§ **Supplied data**:
_ _ _ _ _ _ _
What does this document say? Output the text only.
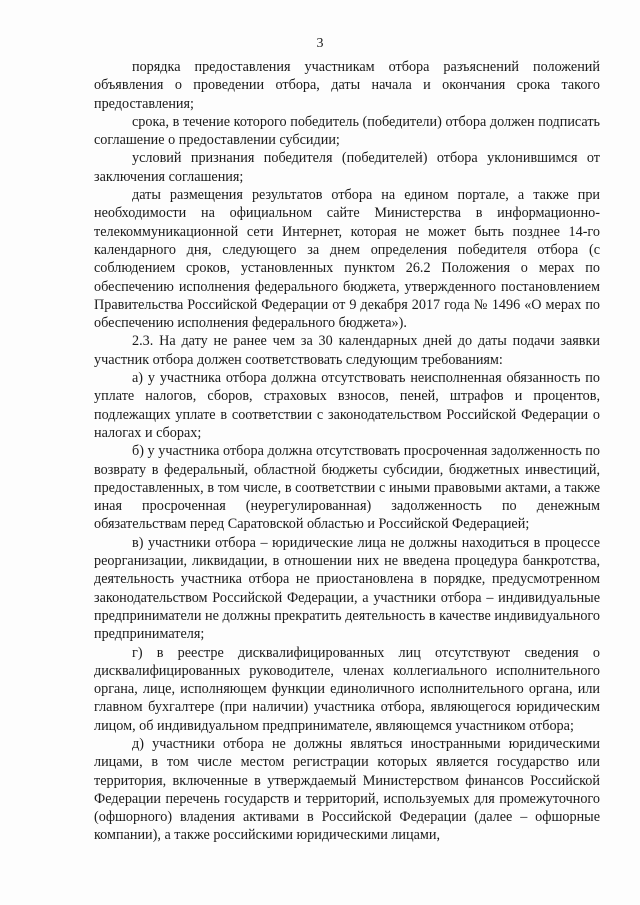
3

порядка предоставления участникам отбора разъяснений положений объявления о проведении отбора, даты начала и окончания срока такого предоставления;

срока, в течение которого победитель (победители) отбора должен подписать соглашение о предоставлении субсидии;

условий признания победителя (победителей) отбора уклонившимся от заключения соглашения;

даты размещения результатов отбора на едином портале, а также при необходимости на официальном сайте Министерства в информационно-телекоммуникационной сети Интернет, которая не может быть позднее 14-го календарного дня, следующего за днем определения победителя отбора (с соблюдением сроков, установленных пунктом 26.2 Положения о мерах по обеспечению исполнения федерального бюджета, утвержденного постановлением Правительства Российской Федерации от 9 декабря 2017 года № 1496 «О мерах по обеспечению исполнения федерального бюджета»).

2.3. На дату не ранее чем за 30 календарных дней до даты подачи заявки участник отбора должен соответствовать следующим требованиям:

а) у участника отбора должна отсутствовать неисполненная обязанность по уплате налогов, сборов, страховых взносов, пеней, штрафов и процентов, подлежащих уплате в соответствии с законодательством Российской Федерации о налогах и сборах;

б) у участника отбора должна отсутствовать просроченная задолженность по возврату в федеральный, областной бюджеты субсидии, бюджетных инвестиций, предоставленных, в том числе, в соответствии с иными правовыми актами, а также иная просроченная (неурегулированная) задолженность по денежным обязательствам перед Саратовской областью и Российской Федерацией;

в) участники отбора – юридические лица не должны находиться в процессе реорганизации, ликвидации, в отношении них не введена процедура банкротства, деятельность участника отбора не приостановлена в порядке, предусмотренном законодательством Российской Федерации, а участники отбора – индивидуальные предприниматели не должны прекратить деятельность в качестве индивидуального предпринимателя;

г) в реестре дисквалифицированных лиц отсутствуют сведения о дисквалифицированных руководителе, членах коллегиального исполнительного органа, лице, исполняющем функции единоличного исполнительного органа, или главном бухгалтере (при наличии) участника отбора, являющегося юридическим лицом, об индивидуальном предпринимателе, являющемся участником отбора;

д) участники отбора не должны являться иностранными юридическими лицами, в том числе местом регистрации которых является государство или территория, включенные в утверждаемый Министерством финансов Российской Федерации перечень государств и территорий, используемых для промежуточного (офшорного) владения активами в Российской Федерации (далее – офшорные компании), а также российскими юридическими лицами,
_ _ _ _ _ _ _
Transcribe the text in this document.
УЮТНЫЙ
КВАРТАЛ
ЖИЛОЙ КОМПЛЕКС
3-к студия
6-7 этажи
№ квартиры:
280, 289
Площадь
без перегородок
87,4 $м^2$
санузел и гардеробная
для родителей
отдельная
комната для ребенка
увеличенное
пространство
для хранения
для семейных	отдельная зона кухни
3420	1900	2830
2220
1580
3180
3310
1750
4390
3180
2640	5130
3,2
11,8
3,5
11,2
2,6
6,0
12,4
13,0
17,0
_ _ _ _ _ _ _
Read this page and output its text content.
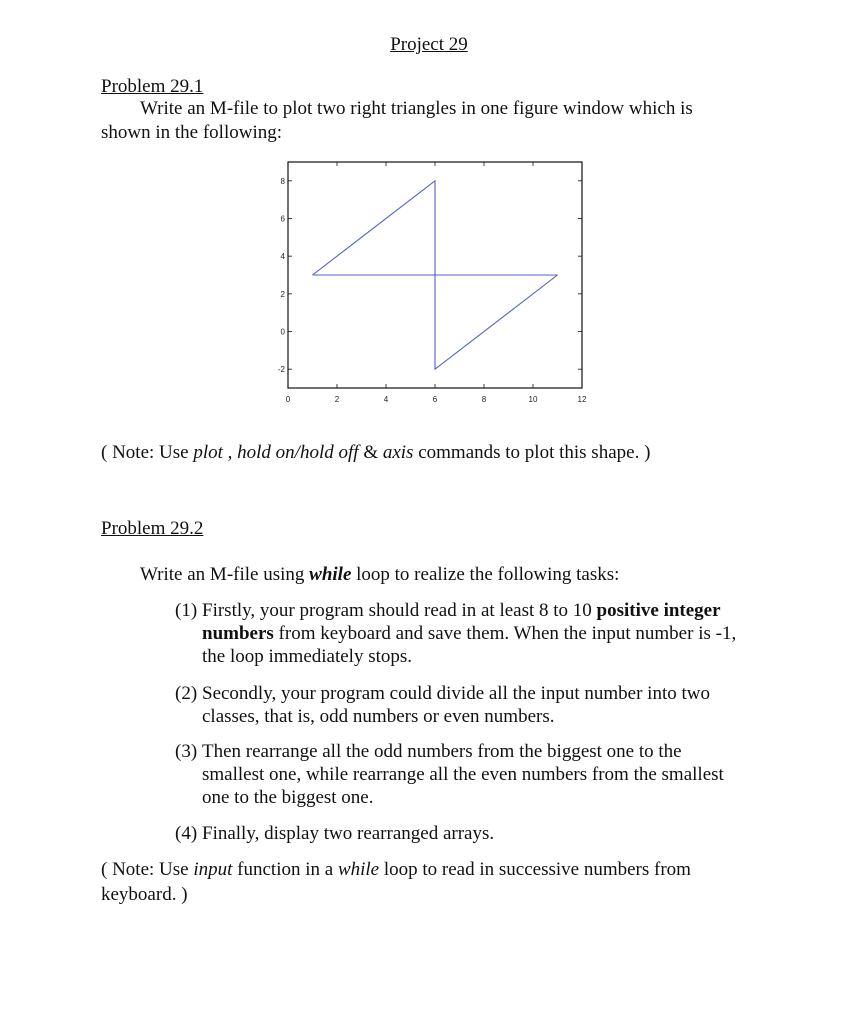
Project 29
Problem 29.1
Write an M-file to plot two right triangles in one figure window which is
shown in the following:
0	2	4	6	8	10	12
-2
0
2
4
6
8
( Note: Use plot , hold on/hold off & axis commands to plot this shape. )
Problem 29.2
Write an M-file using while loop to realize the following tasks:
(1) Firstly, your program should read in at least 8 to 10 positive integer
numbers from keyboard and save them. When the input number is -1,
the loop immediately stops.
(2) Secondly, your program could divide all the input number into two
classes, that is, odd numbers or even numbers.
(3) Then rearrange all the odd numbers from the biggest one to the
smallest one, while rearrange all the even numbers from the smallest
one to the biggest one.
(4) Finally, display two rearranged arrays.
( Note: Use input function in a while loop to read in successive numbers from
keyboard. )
_ _ _ _ _ _ _
§ **Required task**: Copy every line of the listing containing the string "plot".

§ **Output of the task**:
Write an M-file to plot two right triangles in one figure window which is
( Note: Use plot , hold on/hold off & axis commands to plot this shape. )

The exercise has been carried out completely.